- Record set
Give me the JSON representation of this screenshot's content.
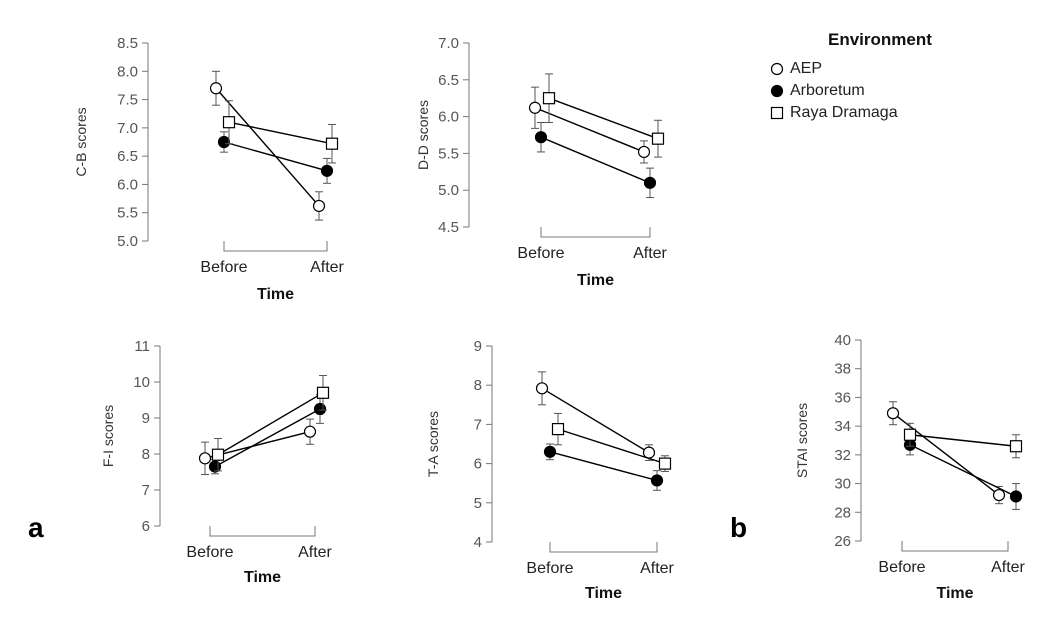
{
  "legend": {
    "title": "Environment",
    "items": [
      {
        "label": "AEP",
        "marker": "open-circle"
      },
      {
        "label": "Arboretum",
        "marker": "filled-circle"
      },
      {
        "label": "Raya Dramaga",
        "marker": "open-square"
      }
    ]
  },
  "panel_letters": {
    "a": "a",
    "b": "b"
  },
  "chart_data": [
    {
      "type": "line",
      "panel": "a",
      "ylabel": "C-B scores",
      "xlabel": "Time",
      "categories": [
        "Before",
        "After"
      ],
      "ylim": [
        5.0,
        8.5
      ],
      "yticks": [
        "5.0",
        "5.5",
        "6.0",
        "6.5",
        "7.0",
        "7.5",
        "8.0",
        "8.5"
      ],
      "series": [
        {
          "name": "AEP",
          "values": [
            7.7,
            5.62
          ],
          "errors": [
            0.3,
            0.25
          ]
        },
        {
          "name": "Arboretum",
          "values": [
            6.75,
            6.24
          ],
          "errors": [
            0.18,
            0.22
          ]
        },
        {
          "name": "Raya Dramaga",
          "values": [
            7.1,
            6.72
          ],
          "errors": [
            0.38,
            0.34
          ]
        }
      ]
    },
    {
      "type": "line",
      "panel": "a",
      "ylabel": "D-D scores",
      "xlabel": "Time",
      "categories": [
        "Before",
        "After"
      ],
      "ylim": [
        4.5,
        7.0
      ],
      "yticks": [
        "4.5",
        "5.0",
        "5.5",
        "6.0",
        "6.5",
        "7.0"
      ],
      "series": [
        {
          "name": "AEP",
          "values": [
            6.12,
            5.52
          ],
          "errors": [
            0.28,
            0.15
          ]
        },
        {
          "name": "Arboretum",
          "values": [
            5.72,
            5.1
          ],
          "errors": [
            0.2,
            0.2
          ]
        },
        {
          "name": "Raya Dramaga",
          "values": [
            6.25,
            5.7
          ],
          "errors": [
            0.33,
            0.25
          ]
        }
      ]
    },
    {
      "type": "line",
      "panel": "a",
      "ylabel": "F-I scores",
      "xlabel": "Time",
      "categories": [
        "Before",
        "After"
      ],
      "ylim": [
        6,
        11
      ],
      "yticks": [
        "6",
        "7",
        "8",
        "9",
        "10",
        "11"
      ],
      "series": [
        {
          "name": "AEP",
          "values": [
            7.88,
            8.62
          ],
          "errors": [
            0.45,
            0.35
          ]
        },
        {
          "name": "Arboretum",
          "values": [
            7.65,
            9.25
          ],
          "errors": [
            0.2,
            0.4
          ]
        },
        {
          "name": "Raya Dramaga",
          "values": [
            7.98,
            9.7
          ],
          "errors": [
            0.45,
            0.48
          ]
        }
      ]
    },
    {
      "type": "line",
      "panel": "a",
      "ylabel": "T-A scores",
      "xlabel": "Time",
      "categories": [
        "Before",
        "After"
      ],
      "ylim": [
        4,
        9
      ],
      "yticks": [
        "4",
        "5",
        "6",
        "7",
        "8",
        "9"
      ],
      "series": [
        {
          "name": "AEP",
          "values": [
            7.92,
            6.28
          ],
          "errors": [
            0.42,
            0.2
          ]
        },
        {
          "name": "Arboretum",
          "values": [
            6.3,
            5.57
          ],
          "errors": [
            0.2,
            0.25
          ]
        },
        {
          "name": "Raya Dramaga",
          "values": [
            6.88,
            6.0
          ],
          "errors": [
            0.4,
            0.2
          ]
        }
      ]
    },
    {
      "type": "line",
      "panel": "b",
      "ylabel": "STAI scores",
      "xlabel": "Time",
      "categories": [
        "Before",
        "After"
      ],
      "ylim": [
        26,
        40
      ],
      "yticks": [
        "26",
        "28",
        "30",
        "32",
        "34",
        "36",
        "38",
        "40"
      ],
      "series": [
        {
          "name": "AEP",
          "values": [
            34.9,
            29.2
          ],
          "errors": [
            0.8,
            0.6
          ]
        },
        {
          "name": "Arboretum",
          "values": [
            32.7,
            29.1
          ],
          "errors": [
            0.7,
            0.9
          ]
        },
        {
          "name": "Raya Dramaga",
          "values": [
            33.4,
            32.6
          ],
          "errors": [
            0.8,
            0.8
          ]
        }
      ]
    }
  ]
}
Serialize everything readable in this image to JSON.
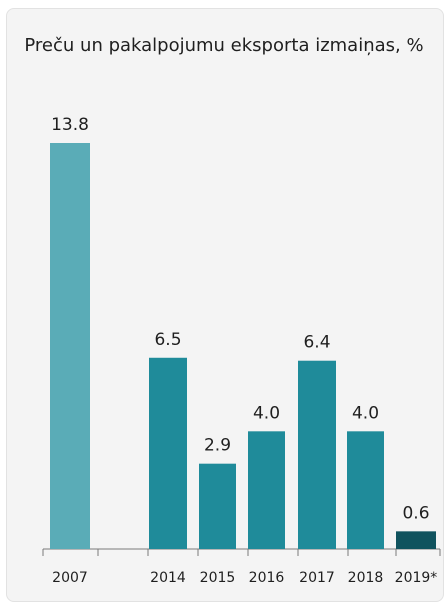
{
  "chart_data": {
    "type": "bar",
    "title": "Preču un pakalpojumu eksporta izmaiņas, %",
    "categories": [
      "2007",
      "",
      "2014",
      "2015",
      "2016",
      "2017",
      "2018",
      "2019*"
    ],
    "values": [
      13.8,
      null,
      6.5,
      2.9,
      4.0,
      6.4,
      4.0,
      0.6
    ],
    "value_labels": [
      "13.8",
      "",
      "6.5",
      "2.9",
      "4.0",
      "6.4",
      "4.0",
      "0.6"
    ],
    "colors": [
      "#5aacb7",
      null,
      "#1f8b9a",
      "#1f8b9a",
      "#1f8b9a",
      "#1f8b9a",
      "#1f8b9a",
      "#10535e"
    ],
    "ylim": [
      0,
      13.8
    ],
    "xlabel": "",
    "ylabel": "",
    "grid": false,
    "legend": "none"
  }
}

- What is being asked
Print all of the entries word for word. Omit the pictures they contain.

- Response
Give me the JSON representation of this screenshot's content.
{
  "legend": {
    "title": "Environment",
    "items": [
      {
        "label": "AEP",
        "marker": "open-circle"
      },
      {
        "label": "Arboretum",
        "marker": "filled-circle"
      },
      {
        "label": "Raya Dramaga",
        "marker": "open-square"
      }
    ]
  },
  "panel_letters": {
    "a": "a",
    "b": "b"
  },
  "chart_data": [
    {
      "type": "line",
      "panel": "a",
      "ylabel": "C-B scores",
      "xlabel": "Time",
      "categories": [
        "Before",
        "After"
      ],
      "ylim": [
        5.0,
        8.5
      ],
      "yticks": [
        "5.0",
        "5.5",
        "6.0",
        "6.5",
        "7.0",
        "7.5",
        "8.0",
        "8.5"
      ],
      "series": [
        {
          "name": "AEP",
          "values": [
            7.7,
            5.62
          ],
          "errors": [
            0.3,
            0.25
          ]
        },
        {
          "name": "Arboretum",
          "values": [
            6.75,
            6.24
          ],
          "errors": [
            0.18,
            0.22
          ]
        },
        {
          "name": "Raya Dramaga",
          "values": [
            7.1,
            6.72
          ],
          "errors": [
            0.38,
            0.34
          ]
        }
      ]
    },
    {
      "type": "line",
      "panel": "a",
      "ylabel": "D-D scores",
      "xlabel": "Time",
      "categories": [
        "Before",
        "After"
      ],
      "ylim": [
        4.5,
        7.0
      ],
      "yticks": [
        "4.5",
        "5.0",
        "5.5",
        "6.0",
        "6.5",
        "7.0"
      ],
      "series": [
        {
          "name": "AEP",
          "values": [
            6.12,
            5.52
          ],
          "errors": [
            0.28,
            0.15
          ]
        },
        {
          "name": "Arboretum",
          "values": [
            5.72,
            5.1
          ],
          "errors": [
            0.2,
            0.2
          ]
        },
        {
          "name": "Raya Dramaga",
          "values": [
            6.25,
            5.7
          ],
          "errors": [
            0.33,
            0.25
          ]
        }
      ]
    },
    {
      "type": "line",
      "panel": "a",
      "ylabel": "F-I scores",
      "xlabel": "Time",
      "categories": [
        "Before",
        "After"
      ],
      "ylim": [
        6,
        11
      ],
      "yticks": [
        "6",
        "7",
        "8",
        "9",
        "10",
        "11"
      ],
      "series": [
        {
          "name": "AEP",
          "values": [
            7.88,
            8.62
          ],
          "errors": [
            0.45,
            0.35
          ]
        },
        {
          "name": "Arboretum",
          "values": [
            7.65,
            9.25
          ],
          "errors": [
            0.2,
            0.4
          ]
        },
        {
          "name": "Raya Dramaga",
          "values": [
            7.98,
            9.7
          ],
          "errors": [
            0.45,
            0.48
          ]
        }
      ]
    },
    {
      "type": "line",
      "panel": "a",
      "ylabel": "T-A scores",
      "xlabel": "Time",
      "categories": [
        "Before",
        "After"
      ],
      "ylim": [
        4,
        9
      ],
      "yticks": [
        "4",
        "5",
        "6",
        "7",
        "8",
        "9"
      ],
      "series": [
        {
          "name": "AEP",
          "values": [
            7.92,
            6.28
          ],
          "errors": [
            0.42,
            0.2
          ]
        },
        {
          "name": "Arboretum",
          "values": [
            6.3,
            5.57
          ],
          "errors": [
            0.2,
            0.25
          ]
        },
        {
          "name": "Raya Dramaga",
          "values": [
            6.88,
            6.0
          ],
          "errors": [
            0.4,
            0.2
          ]
        }
      ]
    },
    {
      "type": "line",
      "panel": "b",
      "ylabel": "STAI scores",
      "xlabel": "Time",
      "categories": [
        "Before",
        "After"
      ],
      "ylim": [
        26,
        40
      ],
      "yticks": [
        "26",
        "28",
        "30",
        "32",
        "34",
        "36",
        "38",
        "40"
      ],
      "series": [
        {
          "name": "AEP",
          "values": [
            34.9,
            29.2
          ],
          "errors": [
            0.8,
            0.6
          ]
        },
        {
          "name": "Arboretum",
          "values": [
            32.7,
            29.1
          ],
          "errors": [
            0.7,
            0.9
          ]
        },
        {
          "name": "Raya Dramaga",
          "values": [
            33.4,
            32.6
          ],
          "errors": [
            0.8,
            0.8
          ]
        }
      ]
    }
  ]
}
Serialize everything readable in this image to JSON.
{
  "chart_data": {
    "type": "bar",
    "title": "Preču un pakalpojumu eksporta izmaiņas, %",
    "categories": [
      "2007",
      "",
      "2014",
      "2015",
      "2016",
      "2017",
      "2018",
      "2019*"
    ],
    "values": [
      13.8,
      null,
      6.5,
      2.9,
      4.0,
      6.4,
      4.0,
      0.6
    ],
    "value_labels": [
      "13.8",
      "",
      "6.5",
      "2.9",
      "4.0",
      "6.4",
      "4.0",
      "0.6"
    ],
    "colors": [
      "#5aacb7",
      null,
      "#1f8b9a",
      "#1f8b9a",
      "#1f8b9a",
      "#1f8b9a",
      "#1f8b9a",
      "#10535e"
    ],
    "ylim": [
      0,
      13.8
    ],
    "xlabel": "",
    "ylabel": "",
    "grid": false,
    "legend": "none"
  }
}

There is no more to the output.